Goal of the exercise – Copy every line from the material below that holds "within".

(Data entries)
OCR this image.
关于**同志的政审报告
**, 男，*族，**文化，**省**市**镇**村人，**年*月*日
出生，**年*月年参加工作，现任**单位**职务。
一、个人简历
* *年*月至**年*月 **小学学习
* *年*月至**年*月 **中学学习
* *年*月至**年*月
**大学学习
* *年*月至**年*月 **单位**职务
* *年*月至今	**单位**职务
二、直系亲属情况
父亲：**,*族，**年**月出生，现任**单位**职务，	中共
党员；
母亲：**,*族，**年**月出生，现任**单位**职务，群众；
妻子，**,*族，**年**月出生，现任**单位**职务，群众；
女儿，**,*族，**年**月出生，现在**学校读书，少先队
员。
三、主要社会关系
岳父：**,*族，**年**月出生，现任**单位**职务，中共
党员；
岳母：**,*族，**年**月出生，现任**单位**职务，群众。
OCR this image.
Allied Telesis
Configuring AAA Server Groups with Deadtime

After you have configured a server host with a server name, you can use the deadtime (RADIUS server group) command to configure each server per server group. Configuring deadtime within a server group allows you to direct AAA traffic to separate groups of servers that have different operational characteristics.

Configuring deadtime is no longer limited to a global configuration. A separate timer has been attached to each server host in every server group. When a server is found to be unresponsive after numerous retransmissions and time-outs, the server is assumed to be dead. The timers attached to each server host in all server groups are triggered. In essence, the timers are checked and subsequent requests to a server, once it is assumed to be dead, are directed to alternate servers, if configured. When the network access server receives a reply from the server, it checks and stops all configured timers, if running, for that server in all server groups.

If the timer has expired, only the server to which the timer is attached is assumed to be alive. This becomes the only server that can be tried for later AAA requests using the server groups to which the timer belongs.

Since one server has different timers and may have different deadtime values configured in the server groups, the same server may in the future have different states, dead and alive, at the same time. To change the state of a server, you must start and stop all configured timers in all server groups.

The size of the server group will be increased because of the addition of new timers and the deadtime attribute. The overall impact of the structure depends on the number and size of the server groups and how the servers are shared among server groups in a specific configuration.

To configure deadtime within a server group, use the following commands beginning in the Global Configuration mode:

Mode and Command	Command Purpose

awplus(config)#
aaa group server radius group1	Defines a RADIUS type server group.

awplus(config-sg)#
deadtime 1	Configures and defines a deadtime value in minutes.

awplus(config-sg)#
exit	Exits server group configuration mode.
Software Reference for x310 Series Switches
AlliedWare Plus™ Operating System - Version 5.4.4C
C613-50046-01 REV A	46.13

Response to this task –
After you have configured a server host with a server name, you can use the deadtime (RADIUS server group) command to configure each server per server group. Configuring deadtime within a server group allows you to direct AAA traffic to separate groups of servers that have different operational characteristics.
To configure deadtime within a server group, use the following commands beginning in the Global Configuration mode:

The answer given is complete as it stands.